Tacloban: A huge US aircraft carrier arrived off the coast of the typhoon-hit Philippines on Thursday, offering hope of a dramatic uptick in aid to destitute survivors as officials buried scores of rotting corpses.
The USS George Washington, with 5,000 sailors aboard, headed an eight-strong flotilla of US vessels bearing badly needed equipment, supplies and expertise for the thousands left homeless and hungry by one of the strongest storms in history.
But almost a week after Super Typhoon Haiyan swept through the country`s central islands, killing thousands and leaving a security vacuum in its wake, desperation was still apparent and many of the dead remained unburied.
"I do feel that we have let people down," conceded United Nations humanitarian aid chief Valerie Amos, who had visited the shattered city of Tacloban on Wednesday.
"Those who have been able to leave have done so. Many more are trying. People are extremely desperate for help," she told reporters in Manila.
"We need to get assistance to them now. They are already saying it has taken too long to arrive. Ensuring a faster delivery is our... Immediate priority."
The world body`s leader Ban Ki-moon, currently in Latvia, later added UN agencies and teams "are on the ground to provide the necessary humanitarian assistance".
"Especially in the southern part there are tens of thousands of people exposed to the elements. We are doing everything possible to rush assistance to those who need it."
Around 110 corpses were interred in a mass grave today before heavy-digging machinery broke down, Tacloban mayor Alfred Romualdez said.
They were placed at the bottom of a huge pit that is expected to be several layers deep by the time it is covered over with earth.
"There are still so many cadavers in so many areas. It`s scary," Romualdez told AFP, adding that retrieval teams were struggling to cope.
"There would be a request from one community to collect five or 10 bodies and when we get there, there are 40," he said, describing aid agencies` response to the crisis as too slow.
US President Barack Obama urged Americans to donate generously to their former Asian colony.
US officials said relief channels were slowly opening up with the reopening of a main road.
Ships and planes from Asia-Pacific nations and Europe are also converging on the Philippines, bearing food, water, medical supplies, tents and other essentials to a population in dire need of the basics of life.

* RECORDED INFORMATION:
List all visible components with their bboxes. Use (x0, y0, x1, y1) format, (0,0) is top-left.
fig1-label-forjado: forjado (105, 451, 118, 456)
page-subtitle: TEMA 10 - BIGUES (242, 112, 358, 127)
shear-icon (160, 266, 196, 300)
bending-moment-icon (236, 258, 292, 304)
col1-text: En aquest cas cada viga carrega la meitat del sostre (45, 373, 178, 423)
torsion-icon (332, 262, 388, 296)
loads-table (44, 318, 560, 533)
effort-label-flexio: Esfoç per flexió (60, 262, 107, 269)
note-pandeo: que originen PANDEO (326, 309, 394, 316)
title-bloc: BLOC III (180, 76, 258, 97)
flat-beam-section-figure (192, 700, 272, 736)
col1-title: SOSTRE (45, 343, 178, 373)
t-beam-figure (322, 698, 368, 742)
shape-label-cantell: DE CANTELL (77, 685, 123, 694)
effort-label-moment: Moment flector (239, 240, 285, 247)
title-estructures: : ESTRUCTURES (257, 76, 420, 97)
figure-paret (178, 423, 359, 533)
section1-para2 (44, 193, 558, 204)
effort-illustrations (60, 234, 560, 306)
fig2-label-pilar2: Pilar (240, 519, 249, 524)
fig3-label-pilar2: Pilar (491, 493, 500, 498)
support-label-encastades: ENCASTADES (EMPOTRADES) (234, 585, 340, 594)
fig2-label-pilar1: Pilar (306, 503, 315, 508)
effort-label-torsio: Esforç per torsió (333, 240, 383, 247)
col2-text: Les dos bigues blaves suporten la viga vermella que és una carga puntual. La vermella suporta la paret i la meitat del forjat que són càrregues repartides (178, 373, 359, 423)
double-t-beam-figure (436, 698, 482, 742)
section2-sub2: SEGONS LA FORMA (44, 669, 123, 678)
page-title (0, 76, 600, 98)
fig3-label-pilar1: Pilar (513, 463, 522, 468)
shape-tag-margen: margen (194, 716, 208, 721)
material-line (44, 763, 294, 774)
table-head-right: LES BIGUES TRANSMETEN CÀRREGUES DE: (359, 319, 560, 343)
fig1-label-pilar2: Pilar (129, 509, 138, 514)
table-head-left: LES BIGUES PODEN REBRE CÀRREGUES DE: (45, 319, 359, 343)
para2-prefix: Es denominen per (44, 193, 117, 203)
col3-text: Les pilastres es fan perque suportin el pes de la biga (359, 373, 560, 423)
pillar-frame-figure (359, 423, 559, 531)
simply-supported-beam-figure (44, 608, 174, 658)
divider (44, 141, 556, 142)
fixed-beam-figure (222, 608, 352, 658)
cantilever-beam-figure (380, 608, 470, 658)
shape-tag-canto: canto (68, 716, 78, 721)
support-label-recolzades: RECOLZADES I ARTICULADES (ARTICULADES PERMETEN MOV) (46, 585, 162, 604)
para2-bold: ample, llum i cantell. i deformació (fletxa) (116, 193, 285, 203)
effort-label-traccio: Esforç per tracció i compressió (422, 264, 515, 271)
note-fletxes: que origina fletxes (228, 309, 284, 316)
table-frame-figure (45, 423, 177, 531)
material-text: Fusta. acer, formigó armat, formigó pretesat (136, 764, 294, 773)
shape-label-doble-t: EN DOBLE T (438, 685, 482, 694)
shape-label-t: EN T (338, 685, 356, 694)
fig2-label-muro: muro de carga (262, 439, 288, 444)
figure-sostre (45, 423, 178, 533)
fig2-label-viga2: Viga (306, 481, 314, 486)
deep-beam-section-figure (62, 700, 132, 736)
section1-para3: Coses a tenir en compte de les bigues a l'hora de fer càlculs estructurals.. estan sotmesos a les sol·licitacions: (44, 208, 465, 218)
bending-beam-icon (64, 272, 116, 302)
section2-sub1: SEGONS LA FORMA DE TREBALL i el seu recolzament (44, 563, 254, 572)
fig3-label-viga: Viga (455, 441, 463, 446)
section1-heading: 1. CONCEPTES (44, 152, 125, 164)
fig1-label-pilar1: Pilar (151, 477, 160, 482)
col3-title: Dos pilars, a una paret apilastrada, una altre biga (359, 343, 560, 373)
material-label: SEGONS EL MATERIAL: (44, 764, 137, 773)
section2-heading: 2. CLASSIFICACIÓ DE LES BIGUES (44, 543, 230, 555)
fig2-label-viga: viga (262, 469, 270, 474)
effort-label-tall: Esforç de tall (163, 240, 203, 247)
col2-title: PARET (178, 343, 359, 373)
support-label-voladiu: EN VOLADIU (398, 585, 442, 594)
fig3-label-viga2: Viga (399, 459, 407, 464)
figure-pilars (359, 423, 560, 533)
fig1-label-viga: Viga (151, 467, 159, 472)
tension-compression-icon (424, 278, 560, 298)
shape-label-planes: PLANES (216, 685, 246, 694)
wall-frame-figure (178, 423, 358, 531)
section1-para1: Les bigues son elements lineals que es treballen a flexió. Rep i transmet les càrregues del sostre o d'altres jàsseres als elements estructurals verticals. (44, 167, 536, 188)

* WORK INSTRUCTIONS: Reproduce the stretch of the Typhoon Haiyan report from "They were placed" through "as too slow.".

* SOLUTION TO THE EXERCISE:
They were placed at the bottom of a huge pit that is expected to be several layers deep by the time it is covered over with earth.
"There are still so many cadavers in so many areas. It`s scary," Romualdez told AFP, adding that retrieval teams were struggling to cope.
"There would be a request from one community to collect five or 10 bodies and when we get there, there are 40," he said, describing aid agencies` response to the crisis as too slow.